--- Start ---

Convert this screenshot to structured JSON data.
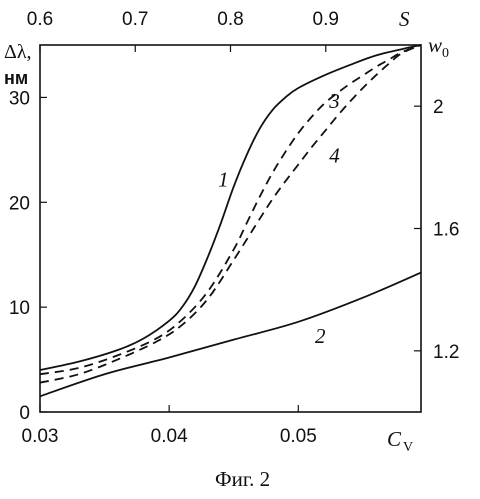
{
  "chart_data": {
    "type": "line",
    "caption": "Фиг. 2",
    "x_axis": {
      "label": "C",
      "label_subscript": "V",
      "range": [
        0.03,
        0.0595
      ],
      "ticks": [
        0.03,
        0.04,
        0.05
      ],
      "tick_labels": [
        "0.03",
        "0.04",
        "0.05"
      ]
    },
    "x_top_axis": {
      "label": "S",
      "range": [
        0.6,
        1.0
      ],
      "ticks": [
        0.6,
        0.7,
        0.8,
        0.9
      ],
      "tick_labels": [
        "0.6",
        "0.7",
        "0.8",
        "0.9"
      ]
    },
    "y_axis": {
      "label": "Δλ,",
      "unit": "нм",
      "range": [
        0,
        35
      ],
      "ticks": [
        0,
        10,
        20,
        30
      ],
      "tick_labels": [
        "0",
        "10",
        "20",
        "30"
      ]
    },
    "y_right_axis": {
      "label": "w",
      "label_subscript": "0",
      "range": [
        1.0,
        2.2
      ],
      "ticks": [
        1.2,
        1.6,
        2.0
      ],
      "tick_labels": [
        "1.2",
        "1.6",
        "2"
      ]
    },
    "series": [
      {
        "name": "1",
        "dash": "solid",
        "x": [
          0.03,
          0.033,
          0.036,
          0.038,
          0.04,
          0.041,
          0.042,
          0.043,
          0.044,
          0.045,
          0.046,
          0.047,
          0.048,
          0.049,
          0.05,
          0.052,
          0.054,
          0.056,
          0.058,
          0.0595
        ],
        "y": [
          4.0,
          4.8,
          5.9,
          7.0,
          8.7,
          10.0,
          12.0,
          14.8,
          18.0,
          21.5,
          24.5,
          27.0,
          28.8,
          30.0,
          30.9,
          32.1,
          33.1,
          34.0,
          34.6,
          35.0
        ]
      },
      {
        "name": "2",
        "dash": "solid",
        "x": [
          0.03,
          0.035,
          0.04,
          0.045,
          0.05,
          0.055,
          0.0595
        ],
        "y": [
          1.5,
          3.6,
          5.2,
          6.9,
          8.6,
          10.9,
          13.3
        ]
      },
      {
        "name": "3",
        "dash": "dashed",
        "x": [
          0.03,
          0.033,
          0.036,
          0.039,
          0.041,
          0.043,
          0.045,
          0.046,
          0.047,
          0.048,
          0.049,
          0.05,
          0.051,
          0.052,
          0.053,
          0.054,
          0.055,
          0.056,
          0.057,
          0.058,
          0.0595
        ],
        "y": [
          3.6,
          4.2,
          5.4,
          7.0,
          8.8,
          11.5,
          15.5,
          18.0,
          20.5,
          22.8,
          24.8,
          26.6,
          28.1,
          29.4,
          30.4,
          31.3,
          32.1,
          32.9,
          33.6,
          34.3,
          35.0
        ]
      },
      {
        "name": "4",
        "dash": "dashed",
        "x": [
          0.03,
          0.033,
          0.036,
          0.039,
          0.041,
          0.043,
          0.045,
          0.047,
          0.048,
          0.049,
          0.05,
          0.051,
          0.052,
          0.053,
          0.054,
          0.055,
          0.056,
          0.057,
          0.058,
          0.0595
        ],
        "y": [
          2.8,
          3.6,
          5.0,
          6.7,
          8.3,
          10.8,
          14.5,
          18.4,
          20.3,
          22.0,
          23.6,
          25.2,
          26.7,
          28.2,
          29.6,
          30.9,
          32.1,
          33.2,
          34.2,
          35.0
        ]
      }
    ],
    "curve_labels": [
      {
        "series": "1",
        "text": "1",
        "x": 0.0442,
        "y": 21.5
      },
      {
        "series": "2",
        "text": "2",
        "x": 0.0517,
        "y": 6.6
      },
      {
        "series": "3",
        "text": "3",
        "x": 0.0528,
        "y": 29.0
      },
      {
        "series": "4",
        "text": "4",
        "x": 0.0528,
        "y": 23.8
      }
    ],
    "grid": false,
    "legend": "none"
  }
}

--- End ---

■ Description of the task: Repeat the preceding records precisely, and leave every picture out of the copy.

■ Answer to this problem:
Convert this screenshot to structured JSON data.
{
  "chart_data": {
    "type": "line",
    "caption": "Фиг. 2",
    "x_axis": {
      "label": "C",
      "label_subscript": "V",
      "range": [
        0.03,
        0.0595
      ],
      "ticks": [
        0.03,
        0.04,
        0.05
      ],
      "tick_labels": [
        "0.03",
        "0.04",
        "0.05"
      ]
    },
    "x_top_axis": {
      "label": "S",
      "range": [
        0.6,
        1.0
      ],
      "ticks": [
        0.6,
        0.7,
        0.8,
        0.9
      ],
      "tick_labels": [
        "0.6",
        "0.7",
        "0.8",
        "0.9"
      ]
    },
    "y_axis": {
      "label": "Δλ,",
      "unit": "нм",
      "range": [
        0,
        35
      ],
      "ticks": [
        0,
        10,
        20,
        30
      ],
      "tick_labels": [
        "0",
        "10",
        "20",
        "30"
      ]
    },
    "y_right_axis": {
      "label": "w",
      "label_subscript": "0",
      "range": [
        1.0,
        2.2
      ],
      "ticks": [
        1.2,
        1.6,
        2.0
      ],
      "tick_labels": [
        "1.2",
        "1.6",
        "2"
      ]
    },
    "series": [
      {
        "name": "1",
        "dash": "solid",
        "x": [
          0.03,
          0.033,
          0.036,
          0.038,
          0.04,
          0.041,
          0.042,
          0.043,
          0.044,
          0.045,
          0.046,
          0.047,
          0.048,
          0.049,
          0.05,
          0.052,
          0.054,
          0.056,
          0.058,
          0.0595
        ],
        "y": [
          4.0,
          4.8,
          5.9,
          7.0,
          8.7,
          10.0,
          12.0,
          14.8,
          18.0,
          21.5,
          24.5,
          27.0,
          28.8,
          30.0,
          30.9,
          32.1,
          33.1,
          34.0,
          34.6,
          35.0
        ]
      },
      {
        "name": "2",
        "dash": "solid",
        "x": [
          0.03,
          0.035,
          0.04,
          0.045,
          0.05,
          0.055,
          0.0595
        ],
        "y": [
          1.5,
          3.6,
          5.2,
          6.9,
          8.6,
          10.9,
          13.3
        ]
      },
      {
        "name": "3",
        "dash": "dashed",
        "x": [
          0.03,
          0.033,
          0.036,
          0.039,
          0.041,
          0.043,
          0.045,
          0.046,
          0.047,
          0.048,
          0.049,
          0.05,
          0.051,
          0.052,
          0.053,
          0.054,
          0.055,
          0.056,
          0.057,
          0.058,
          0.0595
        ],
        "y": [
          3.6,
          4.2,
          5.4,
          7.0,
          8.8,
          11.5,
          15.5,
          18.0,
          20.5,
          22.8,
          24.8,
          26.6,
          28.1,
          29.4,
          30.4,
          31.3,
          32.1,
          32.9,
          33.6,
          34.3,
          35.0
        ]
      },
      {
        "name": "4",
        "dash": "dashed",
        "x": [
          0.03,
          0.033,
          0.036,
          0.039,
          0.041,
          0.043,
          0.045,
          0.047,
          0.048,
          0.049,
          0.05,
          0.051,
          0.052,
          0.053,
          0.054,
          0.055,
          0.056,
          0.057,
          0.058,
          0.0595
        ],
        "y": [
          2.8,
          3.6,
          5.0,
          6.7,
          8.3,
          10.8,
          14.5,
          18.4,
          20.3,
          22.0,
          23.6,
          25.2,
          26.7,
          28.2,
          29.6,
          30.9,
          32.1,
          33.2,
          34.2,
          35.0
        ]
      }
    ],
    "curve_labels": [
      {
        "series": "1",
        "text": "1",
        "x": 0.0442,
        "y": 21.5
      },
      {
        "series": "2",
        "text": "2",
        "x": 0.0517,
        "y": 6.6
      },
      {
        "series": "3",
        "text": "3",
        "x": 0.0528,
        "y": 29.0
      },
      {
        "series": "4",
        "text": "4",
        "x": 0.0528,
        "y": 23.8
      }
    ],
    "grid": false,
    "legend": "none"
  }
}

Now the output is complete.